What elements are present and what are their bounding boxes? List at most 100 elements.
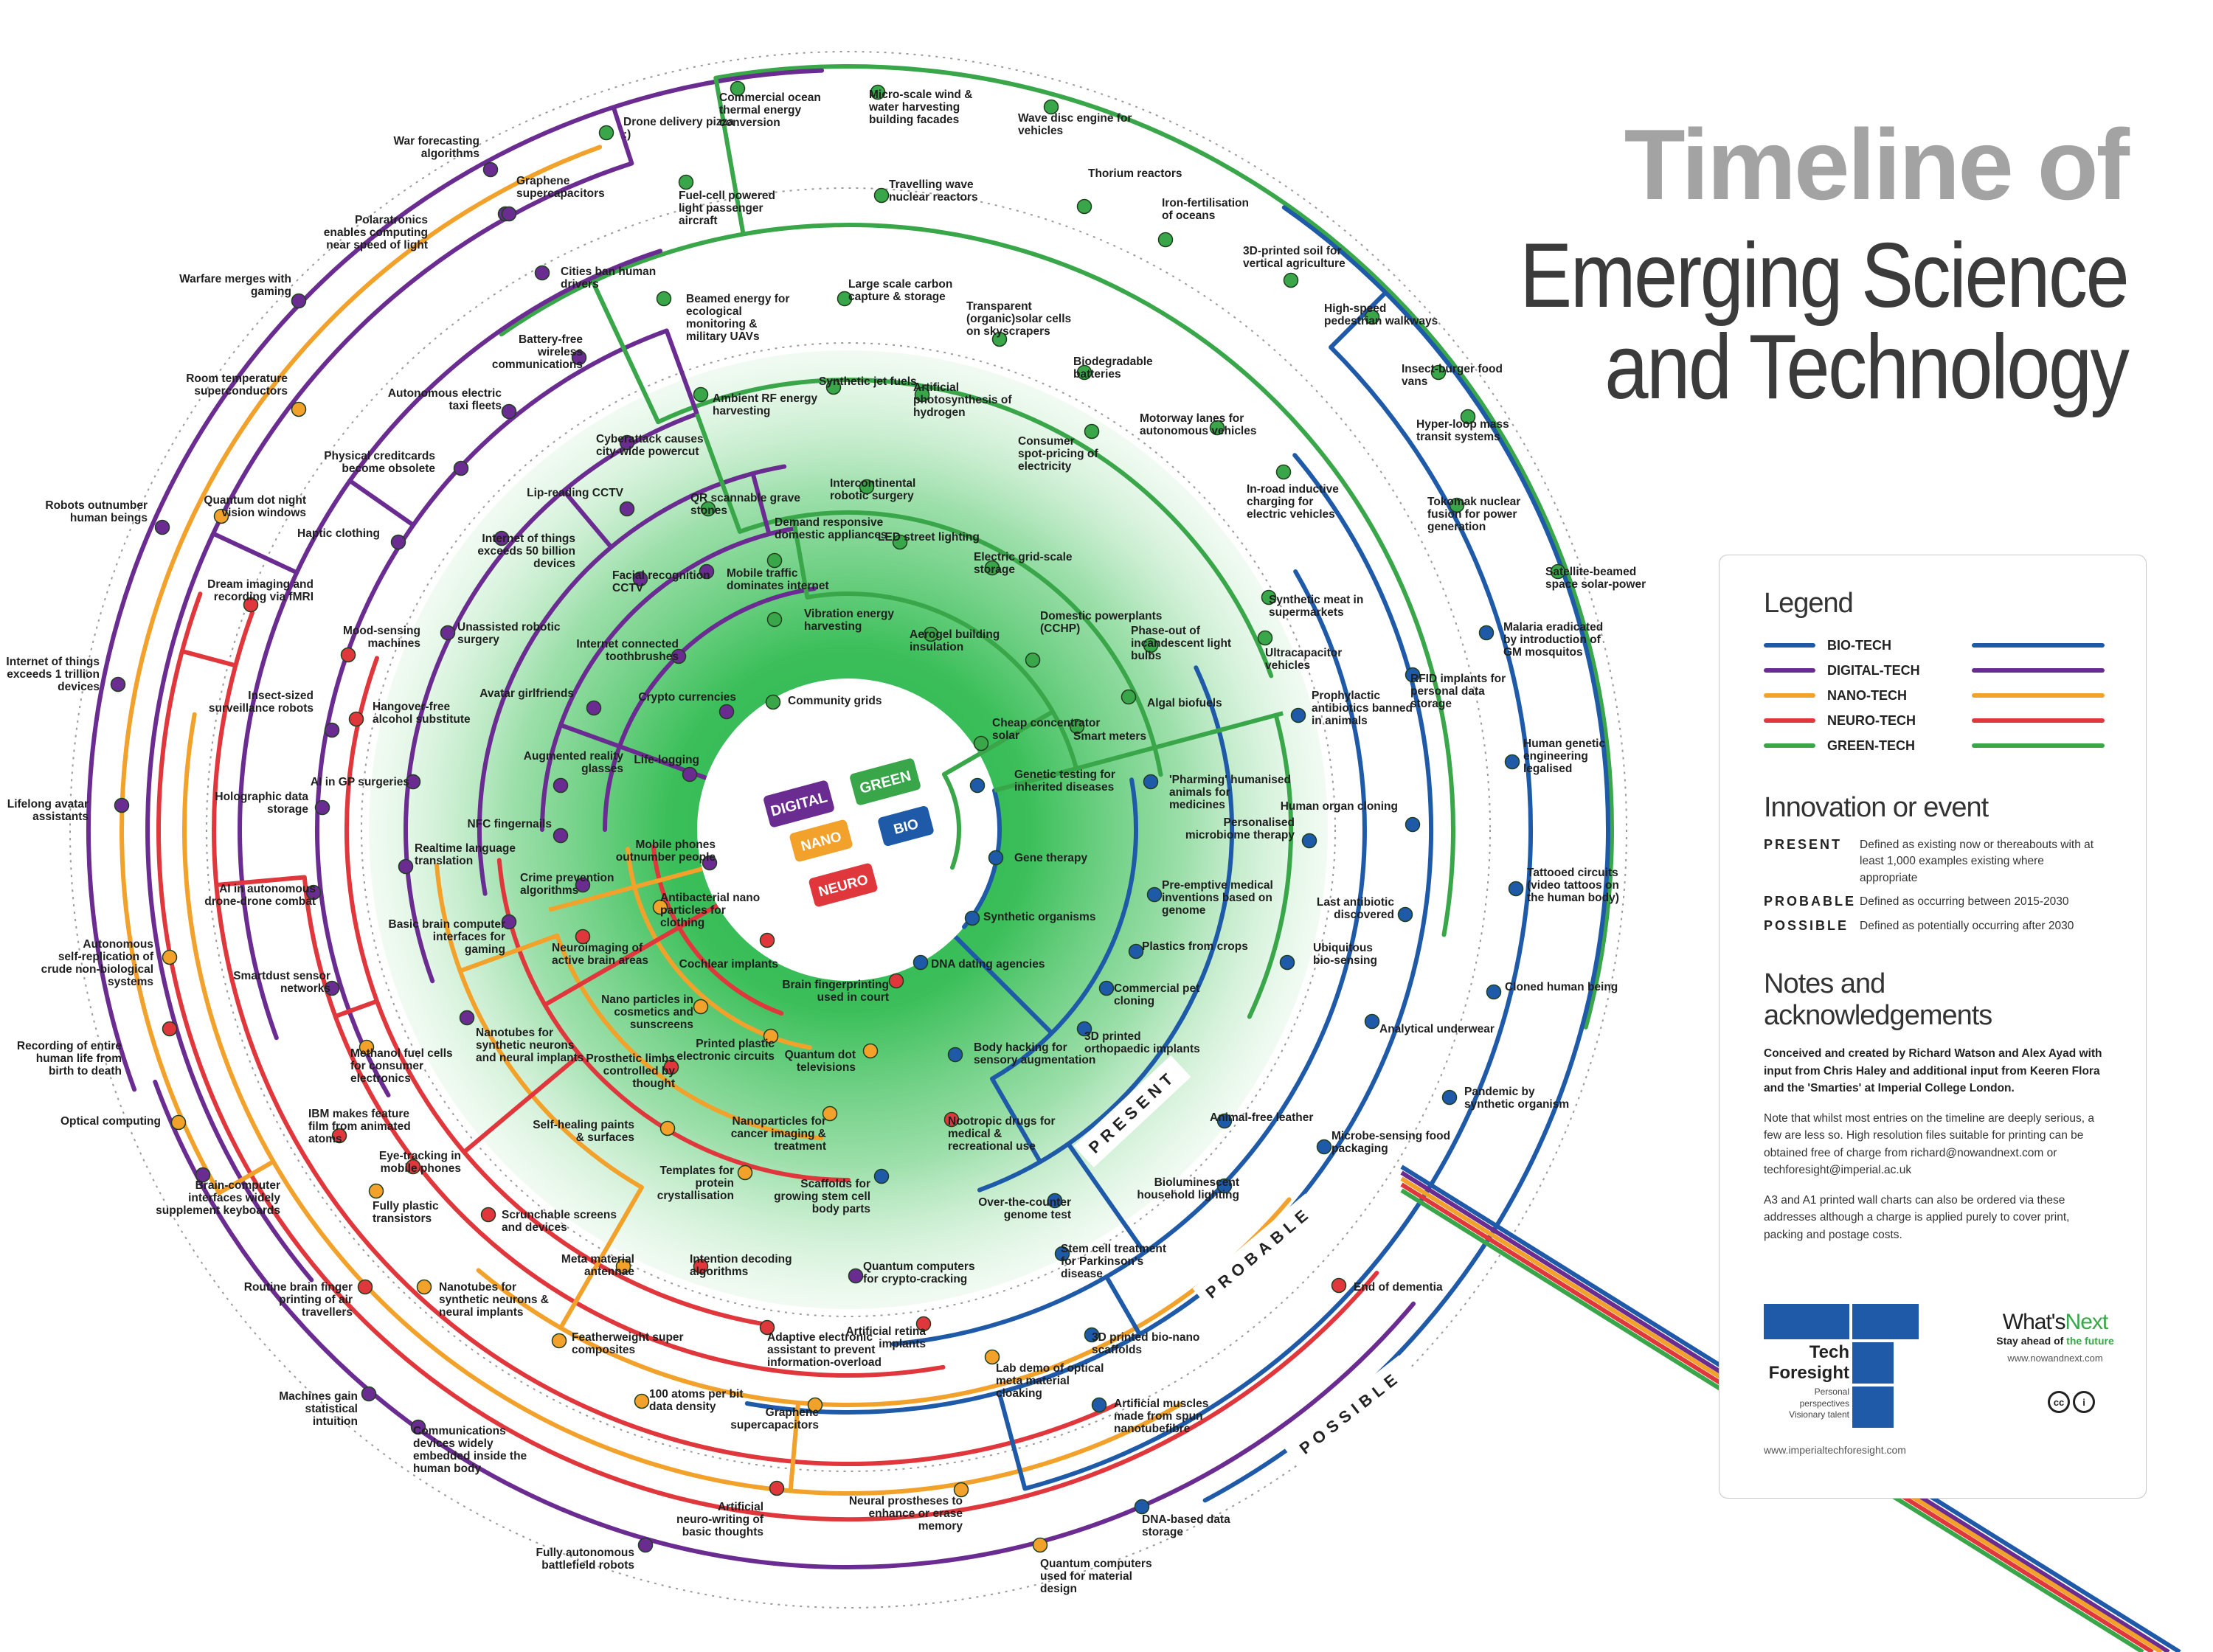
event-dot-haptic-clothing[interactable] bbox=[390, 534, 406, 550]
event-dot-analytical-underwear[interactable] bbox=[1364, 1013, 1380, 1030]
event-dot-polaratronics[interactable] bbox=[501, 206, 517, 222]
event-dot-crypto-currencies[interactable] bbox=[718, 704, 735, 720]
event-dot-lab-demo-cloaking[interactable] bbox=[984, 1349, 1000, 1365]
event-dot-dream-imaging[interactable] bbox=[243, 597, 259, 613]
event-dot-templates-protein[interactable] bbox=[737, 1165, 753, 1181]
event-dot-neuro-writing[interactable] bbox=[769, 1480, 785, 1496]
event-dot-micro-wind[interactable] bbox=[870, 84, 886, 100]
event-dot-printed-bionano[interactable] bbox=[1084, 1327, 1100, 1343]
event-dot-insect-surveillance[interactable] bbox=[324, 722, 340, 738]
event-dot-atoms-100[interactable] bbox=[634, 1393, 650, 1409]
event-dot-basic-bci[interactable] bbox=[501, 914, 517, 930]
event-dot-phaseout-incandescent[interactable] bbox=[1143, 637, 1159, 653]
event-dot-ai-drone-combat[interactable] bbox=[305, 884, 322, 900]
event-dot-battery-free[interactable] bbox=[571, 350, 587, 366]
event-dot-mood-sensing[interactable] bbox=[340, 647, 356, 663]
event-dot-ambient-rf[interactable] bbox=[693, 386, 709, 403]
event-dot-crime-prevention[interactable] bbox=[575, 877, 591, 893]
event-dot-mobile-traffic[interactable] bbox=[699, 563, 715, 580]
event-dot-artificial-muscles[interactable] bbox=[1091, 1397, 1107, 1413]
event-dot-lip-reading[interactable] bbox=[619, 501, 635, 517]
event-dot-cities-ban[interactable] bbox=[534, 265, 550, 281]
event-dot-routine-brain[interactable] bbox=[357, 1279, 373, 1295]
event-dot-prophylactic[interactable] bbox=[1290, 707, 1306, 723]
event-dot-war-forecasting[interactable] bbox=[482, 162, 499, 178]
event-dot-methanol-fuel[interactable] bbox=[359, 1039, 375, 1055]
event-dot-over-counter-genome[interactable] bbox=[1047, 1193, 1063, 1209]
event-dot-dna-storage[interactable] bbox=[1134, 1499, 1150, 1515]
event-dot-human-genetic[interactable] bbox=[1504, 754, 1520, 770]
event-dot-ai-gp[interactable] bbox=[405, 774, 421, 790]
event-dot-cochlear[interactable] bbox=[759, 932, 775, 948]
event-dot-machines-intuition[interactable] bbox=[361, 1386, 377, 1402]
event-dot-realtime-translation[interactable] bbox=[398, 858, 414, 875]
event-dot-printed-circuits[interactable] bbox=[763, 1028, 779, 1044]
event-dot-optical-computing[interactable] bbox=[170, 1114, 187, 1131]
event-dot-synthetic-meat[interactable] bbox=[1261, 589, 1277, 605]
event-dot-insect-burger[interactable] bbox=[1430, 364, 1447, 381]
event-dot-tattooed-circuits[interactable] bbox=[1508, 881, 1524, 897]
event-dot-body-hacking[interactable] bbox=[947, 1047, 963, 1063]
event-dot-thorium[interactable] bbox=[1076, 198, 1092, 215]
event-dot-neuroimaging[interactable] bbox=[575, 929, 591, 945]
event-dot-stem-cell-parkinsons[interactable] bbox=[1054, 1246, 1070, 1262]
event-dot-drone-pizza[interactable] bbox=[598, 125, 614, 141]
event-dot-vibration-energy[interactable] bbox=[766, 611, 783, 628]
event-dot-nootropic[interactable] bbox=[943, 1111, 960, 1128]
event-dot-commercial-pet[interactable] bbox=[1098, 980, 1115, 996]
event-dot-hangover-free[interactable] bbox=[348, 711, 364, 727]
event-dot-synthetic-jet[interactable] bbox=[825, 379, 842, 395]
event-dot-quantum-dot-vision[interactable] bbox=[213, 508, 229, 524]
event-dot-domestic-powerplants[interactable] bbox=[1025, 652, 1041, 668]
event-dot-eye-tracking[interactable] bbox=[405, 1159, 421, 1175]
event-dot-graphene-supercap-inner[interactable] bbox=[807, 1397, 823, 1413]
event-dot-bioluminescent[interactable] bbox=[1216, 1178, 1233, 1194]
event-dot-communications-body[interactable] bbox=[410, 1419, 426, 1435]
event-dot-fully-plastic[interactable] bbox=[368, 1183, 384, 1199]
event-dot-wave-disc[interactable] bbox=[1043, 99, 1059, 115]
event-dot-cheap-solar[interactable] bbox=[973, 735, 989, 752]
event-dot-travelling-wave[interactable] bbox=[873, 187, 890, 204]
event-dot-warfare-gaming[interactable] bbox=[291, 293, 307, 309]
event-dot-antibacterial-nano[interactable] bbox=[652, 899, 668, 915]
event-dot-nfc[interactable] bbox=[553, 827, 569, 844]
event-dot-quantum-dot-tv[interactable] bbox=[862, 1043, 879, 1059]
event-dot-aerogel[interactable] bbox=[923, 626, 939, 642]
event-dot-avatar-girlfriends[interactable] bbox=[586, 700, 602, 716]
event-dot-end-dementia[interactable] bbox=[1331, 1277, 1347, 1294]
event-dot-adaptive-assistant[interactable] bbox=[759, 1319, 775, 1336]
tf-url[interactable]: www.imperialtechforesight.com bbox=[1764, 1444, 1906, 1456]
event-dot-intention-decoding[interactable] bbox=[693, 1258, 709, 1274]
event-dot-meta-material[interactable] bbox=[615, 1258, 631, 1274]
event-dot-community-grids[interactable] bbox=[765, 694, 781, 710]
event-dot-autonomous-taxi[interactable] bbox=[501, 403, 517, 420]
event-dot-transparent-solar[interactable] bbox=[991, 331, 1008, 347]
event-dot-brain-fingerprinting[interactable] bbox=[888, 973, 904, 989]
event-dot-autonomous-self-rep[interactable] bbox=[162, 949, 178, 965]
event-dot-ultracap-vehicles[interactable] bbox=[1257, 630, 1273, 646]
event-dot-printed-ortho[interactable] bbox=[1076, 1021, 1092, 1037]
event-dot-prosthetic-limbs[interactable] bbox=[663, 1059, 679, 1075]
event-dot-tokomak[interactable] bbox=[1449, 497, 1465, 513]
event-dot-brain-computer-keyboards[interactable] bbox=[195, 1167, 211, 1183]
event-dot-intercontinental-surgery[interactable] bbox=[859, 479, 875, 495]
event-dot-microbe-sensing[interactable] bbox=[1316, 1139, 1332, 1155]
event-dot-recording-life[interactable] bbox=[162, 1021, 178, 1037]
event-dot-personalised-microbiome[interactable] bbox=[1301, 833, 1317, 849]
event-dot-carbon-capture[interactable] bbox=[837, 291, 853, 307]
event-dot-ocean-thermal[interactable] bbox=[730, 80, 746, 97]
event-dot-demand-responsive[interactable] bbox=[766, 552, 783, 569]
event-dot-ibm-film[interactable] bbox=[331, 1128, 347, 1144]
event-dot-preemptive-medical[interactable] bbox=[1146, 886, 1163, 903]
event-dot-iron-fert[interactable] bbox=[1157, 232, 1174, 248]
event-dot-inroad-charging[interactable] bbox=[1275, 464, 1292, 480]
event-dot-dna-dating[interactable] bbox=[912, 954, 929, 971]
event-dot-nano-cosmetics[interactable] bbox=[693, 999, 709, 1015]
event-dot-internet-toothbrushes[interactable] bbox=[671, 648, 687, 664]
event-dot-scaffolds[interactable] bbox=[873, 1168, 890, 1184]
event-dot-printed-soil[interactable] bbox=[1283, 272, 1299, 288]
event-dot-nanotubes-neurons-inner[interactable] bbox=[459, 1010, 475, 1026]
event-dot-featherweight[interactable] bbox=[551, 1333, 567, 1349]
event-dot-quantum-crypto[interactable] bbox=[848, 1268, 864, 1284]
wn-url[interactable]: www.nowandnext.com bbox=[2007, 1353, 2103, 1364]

────────────────────

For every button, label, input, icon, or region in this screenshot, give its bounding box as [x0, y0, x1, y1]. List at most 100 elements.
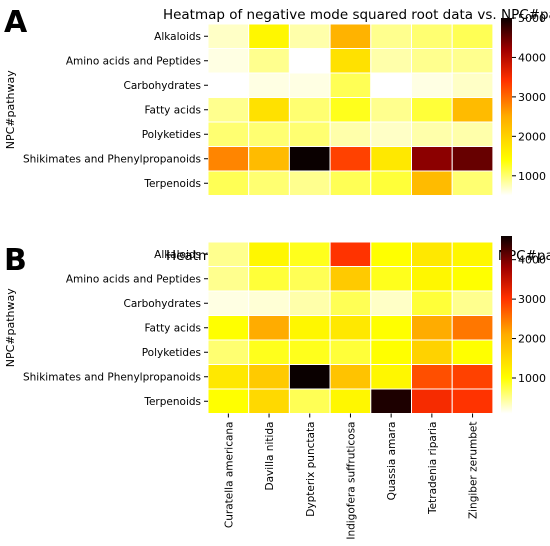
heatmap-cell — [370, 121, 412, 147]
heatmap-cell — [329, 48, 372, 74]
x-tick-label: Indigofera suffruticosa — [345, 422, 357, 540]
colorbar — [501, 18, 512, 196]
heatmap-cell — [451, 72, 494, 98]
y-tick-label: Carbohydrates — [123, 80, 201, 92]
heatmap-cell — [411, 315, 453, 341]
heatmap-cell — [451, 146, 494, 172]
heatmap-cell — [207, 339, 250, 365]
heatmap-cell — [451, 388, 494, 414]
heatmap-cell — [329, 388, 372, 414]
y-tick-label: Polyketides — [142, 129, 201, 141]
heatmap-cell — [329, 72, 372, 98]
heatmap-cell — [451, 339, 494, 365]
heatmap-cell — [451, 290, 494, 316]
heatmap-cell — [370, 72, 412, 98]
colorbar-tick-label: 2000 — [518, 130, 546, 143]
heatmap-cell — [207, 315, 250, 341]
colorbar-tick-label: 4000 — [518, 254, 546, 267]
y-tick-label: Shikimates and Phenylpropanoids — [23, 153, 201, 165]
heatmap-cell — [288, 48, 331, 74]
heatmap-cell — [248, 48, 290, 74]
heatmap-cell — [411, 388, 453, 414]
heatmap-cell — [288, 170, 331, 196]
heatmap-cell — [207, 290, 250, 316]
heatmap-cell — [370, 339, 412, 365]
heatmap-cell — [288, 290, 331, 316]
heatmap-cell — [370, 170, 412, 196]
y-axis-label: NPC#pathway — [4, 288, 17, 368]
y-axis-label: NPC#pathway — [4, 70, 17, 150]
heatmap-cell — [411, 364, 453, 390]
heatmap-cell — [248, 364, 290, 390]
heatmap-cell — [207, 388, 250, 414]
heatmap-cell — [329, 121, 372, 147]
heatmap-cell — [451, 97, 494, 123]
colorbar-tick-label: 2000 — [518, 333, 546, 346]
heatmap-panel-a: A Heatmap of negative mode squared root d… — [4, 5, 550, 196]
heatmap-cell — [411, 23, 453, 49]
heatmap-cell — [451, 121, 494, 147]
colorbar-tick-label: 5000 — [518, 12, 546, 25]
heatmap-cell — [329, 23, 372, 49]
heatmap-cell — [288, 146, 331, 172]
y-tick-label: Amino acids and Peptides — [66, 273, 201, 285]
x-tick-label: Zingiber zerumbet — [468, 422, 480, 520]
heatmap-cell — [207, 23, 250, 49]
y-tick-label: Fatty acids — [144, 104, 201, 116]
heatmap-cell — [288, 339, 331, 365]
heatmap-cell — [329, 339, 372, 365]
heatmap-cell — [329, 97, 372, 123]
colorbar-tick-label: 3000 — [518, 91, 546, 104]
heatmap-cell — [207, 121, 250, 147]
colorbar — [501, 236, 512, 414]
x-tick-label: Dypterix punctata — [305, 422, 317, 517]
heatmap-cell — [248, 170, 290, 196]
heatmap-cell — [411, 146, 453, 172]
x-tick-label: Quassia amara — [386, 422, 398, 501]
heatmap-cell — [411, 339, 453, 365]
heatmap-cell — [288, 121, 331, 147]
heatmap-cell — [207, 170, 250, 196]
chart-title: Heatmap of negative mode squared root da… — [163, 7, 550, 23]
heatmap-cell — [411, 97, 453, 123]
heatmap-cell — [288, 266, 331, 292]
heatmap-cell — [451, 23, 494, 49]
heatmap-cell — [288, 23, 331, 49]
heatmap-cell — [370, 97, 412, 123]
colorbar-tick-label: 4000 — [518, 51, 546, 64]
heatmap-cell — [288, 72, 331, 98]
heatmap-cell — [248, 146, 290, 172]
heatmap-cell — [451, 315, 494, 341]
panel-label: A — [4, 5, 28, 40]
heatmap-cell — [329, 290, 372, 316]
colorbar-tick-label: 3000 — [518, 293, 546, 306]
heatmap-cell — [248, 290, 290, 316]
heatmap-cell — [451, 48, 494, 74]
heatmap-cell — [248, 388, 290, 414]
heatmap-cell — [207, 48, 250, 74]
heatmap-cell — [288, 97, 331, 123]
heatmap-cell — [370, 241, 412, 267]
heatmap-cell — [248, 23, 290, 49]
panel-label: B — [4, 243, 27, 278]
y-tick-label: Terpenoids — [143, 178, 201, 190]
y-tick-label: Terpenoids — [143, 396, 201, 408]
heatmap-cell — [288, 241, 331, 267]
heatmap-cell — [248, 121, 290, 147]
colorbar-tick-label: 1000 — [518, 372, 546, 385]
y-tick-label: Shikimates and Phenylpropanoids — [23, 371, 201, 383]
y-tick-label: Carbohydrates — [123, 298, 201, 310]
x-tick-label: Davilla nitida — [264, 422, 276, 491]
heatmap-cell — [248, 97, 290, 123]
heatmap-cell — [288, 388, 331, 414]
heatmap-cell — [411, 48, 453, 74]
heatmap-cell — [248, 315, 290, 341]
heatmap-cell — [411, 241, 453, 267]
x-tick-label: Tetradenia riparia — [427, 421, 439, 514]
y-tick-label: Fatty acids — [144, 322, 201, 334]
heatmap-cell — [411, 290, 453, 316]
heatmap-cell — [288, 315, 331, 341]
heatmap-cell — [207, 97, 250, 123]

────────────────────

§ **What the task requires**: Check each line above for the word "solar" and copy every line that has it.

§ **Your solution**:
event-dot-cheap-solar[interactable] bbox=[973, 735, 989, 752]
event-dot-transparent-solar[interactable] bbox=[991, 331, 1008, 347]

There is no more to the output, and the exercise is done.